▶ [MATERIAL SUPPLIED]
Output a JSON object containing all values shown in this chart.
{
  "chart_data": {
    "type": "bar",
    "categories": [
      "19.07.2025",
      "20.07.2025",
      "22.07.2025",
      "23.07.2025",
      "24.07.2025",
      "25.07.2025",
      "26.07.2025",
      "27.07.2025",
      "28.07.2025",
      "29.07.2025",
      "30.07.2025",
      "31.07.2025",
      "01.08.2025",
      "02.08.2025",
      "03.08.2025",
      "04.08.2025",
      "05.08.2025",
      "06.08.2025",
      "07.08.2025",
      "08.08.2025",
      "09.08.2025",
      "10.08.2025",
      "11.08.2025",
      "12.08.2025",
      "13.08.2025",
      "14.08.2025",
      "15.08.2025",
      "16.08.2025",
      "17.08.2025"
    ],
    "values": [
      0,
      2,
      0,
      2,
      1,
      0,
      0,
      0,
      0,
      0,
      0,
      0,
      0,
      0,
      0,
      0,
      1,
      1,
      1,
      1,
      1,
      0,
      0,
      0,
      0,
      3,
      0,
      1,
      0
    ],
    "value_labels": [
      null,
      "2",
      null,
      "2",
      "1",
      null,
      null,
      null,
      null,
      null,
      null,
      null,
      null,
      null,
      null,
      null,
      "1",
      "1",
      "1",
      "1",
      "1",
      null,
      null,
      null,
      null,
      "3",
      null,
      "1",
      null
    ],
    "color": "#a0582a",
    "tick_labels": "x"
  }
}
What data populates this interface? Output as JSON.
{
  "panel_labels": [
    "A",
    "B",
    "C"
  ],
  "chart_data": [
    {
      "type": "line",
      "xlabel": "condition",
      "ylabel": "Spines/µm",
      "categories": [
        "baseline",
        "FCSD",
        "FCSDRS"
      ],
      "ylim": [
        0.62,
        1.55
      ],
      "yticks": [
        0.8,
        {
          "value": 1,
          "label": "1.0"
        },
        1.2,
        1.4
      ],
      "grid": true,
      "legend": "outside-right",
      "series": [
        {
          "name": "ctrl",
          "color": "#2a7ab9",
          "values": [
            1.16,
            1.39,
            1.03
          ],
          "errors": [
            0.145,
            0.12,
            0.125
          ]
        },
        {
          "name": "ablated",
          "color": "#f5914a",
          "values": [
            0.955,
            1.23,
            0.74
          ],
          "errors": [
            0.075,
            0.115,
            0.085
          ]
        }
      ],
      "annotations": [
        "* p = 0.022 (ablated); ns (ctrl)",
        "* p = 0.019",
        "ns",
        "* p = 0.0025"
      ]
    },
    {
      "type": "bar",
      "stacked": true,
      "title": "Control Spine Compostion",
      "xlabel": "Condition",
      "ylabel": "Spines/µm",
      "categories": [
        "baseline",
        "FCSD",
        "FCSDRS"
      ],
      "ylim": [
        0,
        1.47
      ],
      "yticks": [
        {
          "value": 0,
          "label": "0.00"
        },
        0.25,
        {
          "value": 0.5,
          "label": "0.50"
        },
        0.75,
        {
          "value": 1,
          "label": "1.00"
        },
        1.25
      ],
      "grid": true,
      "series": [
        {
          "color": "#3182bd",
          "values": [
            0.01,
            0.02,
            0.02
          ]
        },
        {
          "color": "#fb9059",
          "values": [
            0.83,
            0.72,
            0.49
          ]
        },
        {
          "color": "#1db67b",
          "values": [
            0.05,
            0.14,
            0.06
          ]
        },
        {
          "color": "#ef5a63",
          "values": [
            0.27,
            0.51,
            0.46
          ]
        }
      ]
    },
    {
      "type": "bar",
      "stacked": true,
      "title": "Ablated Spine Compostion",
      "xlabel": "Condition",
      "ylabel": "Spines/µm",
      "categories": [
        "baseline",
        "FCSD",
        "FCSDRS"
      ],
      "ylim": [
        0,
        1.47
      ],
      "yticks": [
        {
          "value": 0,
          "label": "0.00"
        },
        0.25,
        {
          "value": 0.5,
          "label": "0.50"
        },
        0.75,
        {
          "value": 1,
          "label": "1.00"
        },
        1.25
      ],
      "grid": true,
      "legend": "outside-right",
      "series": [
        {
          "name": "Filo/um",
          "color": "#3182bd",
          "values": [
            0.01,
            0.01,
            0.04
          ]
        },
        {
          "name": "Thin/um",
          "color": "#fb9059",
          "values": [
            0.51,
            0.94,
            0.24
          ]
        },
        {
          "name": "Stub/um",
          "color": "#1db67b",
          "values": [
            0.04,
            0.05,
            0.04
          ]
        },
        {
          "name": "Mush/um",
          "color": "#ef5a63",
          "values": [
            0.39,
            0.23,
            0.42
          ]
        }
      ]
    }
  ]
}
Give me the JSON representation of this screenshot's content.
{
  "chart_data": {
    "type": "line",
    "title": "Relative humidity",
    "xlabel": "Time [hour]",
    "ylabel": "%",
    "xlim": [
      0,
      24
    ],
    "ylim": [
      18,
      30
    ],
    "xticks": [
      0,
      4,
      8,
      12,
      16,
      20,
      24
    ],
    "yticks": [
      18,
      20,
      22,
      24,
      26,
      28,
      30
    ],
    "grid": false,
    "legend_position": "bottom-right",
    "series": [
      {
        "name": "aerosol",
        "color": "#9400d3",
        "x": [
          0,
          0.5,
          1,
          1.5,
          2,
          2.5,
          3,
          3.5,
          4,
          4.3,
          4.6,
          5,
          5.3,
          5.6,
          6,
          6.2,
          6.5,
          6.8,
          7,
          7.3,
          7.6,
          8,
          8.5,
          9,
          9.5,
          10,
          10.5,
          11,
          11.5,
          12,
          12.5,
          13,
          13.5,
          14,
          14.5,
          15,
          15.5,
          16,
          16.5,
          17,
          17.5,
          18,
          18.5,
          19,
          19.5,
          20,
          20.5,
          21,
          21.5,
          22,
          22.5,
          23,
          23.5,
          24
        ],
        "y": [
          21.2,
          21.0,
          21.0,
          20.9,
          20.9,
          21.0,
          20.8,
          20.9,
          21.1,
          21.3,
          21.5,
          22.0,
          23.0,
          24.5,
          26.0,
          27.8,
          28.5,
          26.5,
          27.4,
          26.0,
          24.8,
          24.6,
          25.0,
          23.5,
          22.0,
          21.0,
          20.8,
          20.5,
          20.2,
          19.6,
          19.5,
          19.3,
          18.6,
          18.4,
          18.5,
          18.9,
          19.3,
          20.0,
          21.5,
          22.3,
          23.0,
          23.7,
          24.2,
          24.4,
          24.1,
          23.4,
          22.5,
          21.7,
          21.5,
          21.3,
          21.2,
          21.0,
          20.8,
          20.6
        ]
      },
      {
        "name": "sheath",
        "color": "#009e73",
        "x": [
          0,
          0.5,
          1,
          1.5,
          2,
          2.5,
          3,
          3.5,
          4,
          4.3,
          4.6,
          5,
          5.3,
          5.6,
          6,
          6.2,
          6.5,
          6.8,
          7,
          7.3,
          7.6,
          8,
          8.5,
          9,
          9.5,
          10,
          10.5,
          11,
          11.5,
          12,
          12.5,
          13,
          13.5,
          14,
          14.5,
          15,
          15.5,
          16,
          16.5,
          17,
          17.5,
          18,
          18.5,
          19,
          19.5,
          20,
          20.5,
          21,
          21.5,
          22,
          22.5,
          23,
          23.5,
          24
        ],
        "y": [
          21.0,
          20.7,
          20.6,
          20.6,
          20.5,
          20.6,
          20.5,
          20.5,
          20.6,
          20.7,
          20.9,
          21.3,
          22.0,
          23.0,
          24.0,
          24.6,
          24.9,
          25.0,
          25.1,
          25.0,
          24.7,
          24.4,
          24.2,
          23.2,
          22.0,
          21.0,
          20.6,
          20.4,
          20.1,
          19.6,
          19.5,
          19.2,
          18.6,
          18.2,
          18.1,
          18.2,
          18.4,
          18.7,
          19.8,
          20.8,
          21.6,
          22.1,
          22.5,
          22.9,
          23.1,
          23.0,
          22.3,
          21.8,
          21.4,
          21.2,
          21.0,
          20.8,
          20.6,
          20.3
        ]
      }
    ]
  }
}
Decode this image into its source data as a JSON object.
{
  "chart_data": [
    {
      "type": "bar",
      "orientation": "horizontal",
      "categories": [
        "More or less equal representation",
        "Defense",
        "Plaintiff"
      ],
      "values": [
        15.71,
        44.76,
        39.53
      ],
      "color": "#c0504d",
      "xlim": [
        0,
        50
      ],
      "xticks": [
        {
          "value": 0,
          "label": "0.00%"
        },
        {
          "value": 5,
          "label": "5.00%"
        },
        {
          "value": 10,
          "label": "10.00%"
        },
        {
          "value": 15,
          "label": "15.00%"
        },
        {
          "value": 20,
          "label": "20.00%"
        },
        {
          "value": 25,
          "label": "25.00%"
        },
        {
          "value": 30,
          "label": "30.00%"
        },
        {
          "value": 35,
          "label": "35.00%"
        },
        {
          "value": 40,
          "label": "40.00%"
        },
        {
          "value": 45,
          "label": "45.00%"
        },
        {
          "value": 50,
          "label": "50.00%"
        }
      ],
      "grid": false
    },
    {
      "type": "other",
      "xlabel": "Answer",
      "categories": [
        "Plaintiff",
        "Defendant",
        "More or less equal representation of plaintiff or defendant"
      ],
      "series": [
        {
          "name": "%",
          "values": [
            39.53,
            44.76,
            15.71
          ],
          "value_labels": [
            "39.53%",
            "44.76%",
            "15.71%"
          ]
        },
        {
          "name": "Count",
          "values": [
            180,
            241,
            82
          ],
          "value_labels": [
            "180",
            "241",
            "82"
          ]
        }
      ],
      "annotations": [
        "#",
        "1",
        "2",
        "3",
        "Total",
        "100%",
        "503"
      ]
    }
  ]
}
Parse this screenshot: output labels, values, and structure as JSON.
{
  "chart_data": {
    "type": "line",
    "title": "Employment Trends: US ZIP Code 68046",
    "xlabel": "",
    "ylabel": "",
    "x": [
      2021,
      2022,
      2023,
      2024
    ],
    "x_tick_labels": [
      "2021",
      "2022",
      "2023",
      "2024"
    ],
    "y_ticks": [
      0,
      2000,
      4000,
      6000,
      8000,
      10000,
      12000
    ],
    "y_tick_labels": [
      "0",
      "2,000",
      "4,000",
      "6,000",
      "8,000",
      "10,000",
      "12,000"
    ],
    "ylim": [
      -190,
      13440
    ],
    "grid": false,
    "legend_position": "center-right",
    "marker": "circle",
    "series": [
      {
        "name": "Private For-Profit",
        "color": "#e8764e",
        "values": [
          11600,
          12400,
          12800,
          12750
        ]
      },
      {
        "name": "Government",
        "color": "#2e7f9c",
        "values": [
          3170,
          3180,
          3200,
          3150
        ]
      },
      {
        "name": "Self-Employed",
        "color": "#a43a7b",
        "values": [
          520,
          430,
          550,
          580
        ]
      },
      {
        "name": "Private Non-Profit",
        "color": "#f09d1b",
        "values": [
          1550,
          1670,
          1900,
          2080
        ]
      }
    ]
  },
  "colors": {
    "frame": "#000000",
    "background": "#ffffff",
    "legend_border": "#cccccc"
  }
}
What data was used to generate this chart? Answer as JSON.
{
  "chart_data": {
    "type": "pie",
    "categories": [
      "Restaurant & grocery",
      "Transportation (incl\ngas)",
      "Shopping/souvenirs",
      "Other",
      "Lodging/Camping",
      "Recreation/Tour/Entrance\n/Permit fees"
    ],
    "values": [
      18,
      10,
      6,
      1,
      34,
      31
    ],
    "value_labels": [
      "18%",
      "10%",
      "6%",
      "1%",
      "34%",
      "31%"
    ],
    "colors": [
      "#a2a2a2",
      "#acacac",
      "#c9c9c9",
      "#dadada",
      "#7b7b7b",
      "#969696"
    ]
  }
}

▶ [STATED TASK]
Everything from the line containing "What data was" through the last line of the records must be given again exactly; leave out all other lines.

▶ [RESULT FOR THIS EXERCISE]
What data was used to generate this chart? Answer as JSON.
{
  "chart_data": {
    "type": "pie",
    "categories": [
      "Restaurant & grocery",
      "Transportation (incl\ngas)",
      "Shopping/souvenirs",
      "Other",
      "Lodging/Camping",
      "Recreation/Tour/Entrance\n/Permit fees"
    ],
    "values": [
      18,
      10,
      6,
      1,
      34,
      31
    ],
    "value_labels": [
      "18%",
      "10%",
      "6%",
      "1%",
      "34%",
      "31%"
    ],
    "colors": [
      "#a2a2a2",
      "#acacac",
      "#c9c9c9",
      "#dadada",
      "#7b7b7b",
      "#969696"
    ]
  }
}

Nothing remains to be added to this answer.